▶ **Work to do**: Convert the lines of the entries into a numbered list, starting at the line containing "process (249, 193, 259, 202)" and ending at the line containing "process (512, 403, 517, 408)", with both of those lines included. Give only those lines and omit any blank lines.

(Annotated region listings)
* Start *

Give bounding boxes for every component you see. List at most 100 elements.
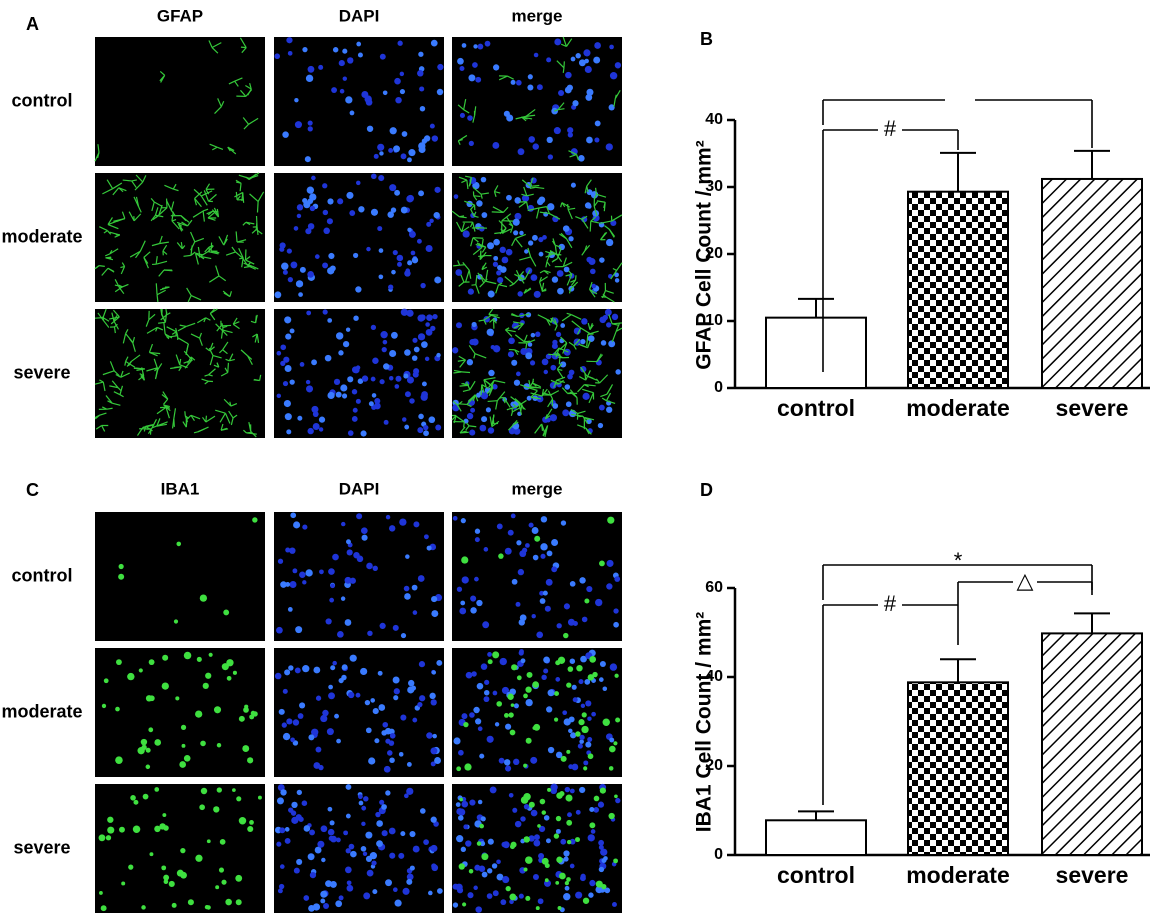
process (249, 193, 259, 202)
nucleus (277, 888, 283, 894)
nucleus (599, 660, 606, 667)
process (504, 276, 515, 285)
nucleus (521, 194, 530, 202)
nucleus (379, 622, 386, 629)
bar (1041, 632, 1143, 857)
process (495, 284, 500, 294)
nucleus (355, 286, 362, 293)
nucleus (551, 566, 558, 573)
process (481, 238, 484, 248)
process (220, 371, 229, 377)
nucleus (545, 838, 551, 844)
process (503, 397, 511, 408)
nucleus (399, 89, 406, 95)
nucleus (394, 77, 401, 85)
nucleus (579, 739, 584, 744)
nucleus (580, 655, 587, 663)
process (241, 192, 244, 202)
nucleus (341, 393, 348, 399)
process (556, 368, 564, 379)
process (556, 363, 563, 370)
nucleus (418, 190, 425, 197)
nucleus (361, 805, 367, 811)
process (512, 403, 517, 408)
microglia (235, 899, 242, 906)
micrograph-bg (274, 512, 444, 641)
nucleus (539, 590, 545, 596)
process (478, 319, 485, 322)
process (132, 342, 136, 352)
nucleus (281, 722, 287, 728)
nucleus (480, 176, 487, 183)
nucleus (463, 824, 469, 830)
micrograph (95, 648, 265, 777)
process (229, 358, 235, 362)
process (224, 367, 229, 373)
process (605, 392, 612, 401)
process (113, 370, 120, 377)
process (114, 323, 118, 328)
nucleus (289, 379, 295, 385)
process (487, 400, 498, 403)
nucleus (322, 709, 329, 717)
process (472, 247, 483, 256)
process (460, 274, 465, 283)
nucleus (309, 193, 317, 201)
nucleus (434, 186, 441, 193)
nucleus (320, 714, 328, 723)
process (483, 379, 487, 387)
nucleus (512, 807, 518, 813)
panel-label: B (700, 29, 713, 49)
process (247, 88, 252, 96)
nucleus (569, 788, 575, 794)
nucleus (528, 136, 536, 143)
microglia (608, 766, 614, 771)
process (228, 353, 234, 362)
nucleus (429, 218, 434, 223)
nucleus (280, 360, 286, 366)
nucleus (331, 87, 338, 94)
process (156, 423, 167, 427)
nucleus (317, 840, 325, 848)
nucleus (511, 578, 518, 585)
nucleus (423, 424, 429, 431)
microglia (175, 696, 180, 701)
process (161, 394, 169, 400)
microglia (176, 869, 184, 877)
nucleus (303, 825, 311, 832)
process (115, 373, 121, 378)
nucleus (393, 695, 399, 701)
nucleus (586, 136, 593, 144)
nucleus (483, 696, 490, 703)
nucleus (411, 584, 418, 591)
process (173, 188, 179, 192)
process (601, 296, 607, 298)
micrograph (451, 308, 623, 438)
nucleus (419, 86, 425, 92)
process (559, 233, 567, 240)
process (507, 75, 514, 80)
nucleus (489, 786, 497, 794)
process (157, 326, 164, 331)
nucleus (432, 313, 438, 320)
bar (907, 681, 1009, 857)
nucleus (392, 624, 399, 631)
process (252, 333, 258, 338)
process (232, 321, 240, 325)
nucleus (471, 671, 477, 677)
process (201, 190, 213, 197)
nucleus (564, 384, 571, 390)
nucleus (345, 848, 351, 854)
nucleus (563, 718, 571, 726)
microglia (195, 854, 203, 862)
nucleus (541, 358, 549, 366)
nucleus (307, 126, 313, 132)
process (234, 191, 244, 198)
nucleus (329, 820, 335, 826)
process (539, 276, 543, 283)
nucleus (597, 422, 604, 429)
microglia (232, 670, 237, 675)
nucleus (279, 827, 286, 834)
process (239, 89, 247, 97)
microglia (118, 573, 125, 580)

* End *

▶ **The completed task**:
1. process (249, 193, 259, 202)
2. nucleus (277, 888, 283, 894)
3. nucleus (599, 660, 606, 667)
4. process (504, 276, 515, 285)
5. nucleus (521, 194, 530, 202)
6. nucleus (379, 622, 386, 629)
7. bar (1041, 632, 1143, 857)
8. process (495, 284, 500, 294)
9. nucleus (355, 286, 362, 293)
10. nucleus (551, 566, 558, 573)
11. process (481, 238, 484, 248)
12. process (220, 371, 229, 377)
13. nucleus (545, 838, 551, 844)
14. process (503, 397, 511, 408)
15. nucleus (399, 89, 406, 95)
16. nucleus (394, 77, 401, 85)
17. nucleus (579, 739, 584, 744)
18. nucleus (580, 655, 587, 663)
19. process (241, 192, 244, 202)
20. nucleus (341, 393, 348, 399)
21. process (556, 368, 564, 379)
22. process (556, 363, 563, 370)
23. nucleus (418, 190, 425, 197)
24. nucleus (361, 805, 367, 811)
25. process (512, 403, 517, 408)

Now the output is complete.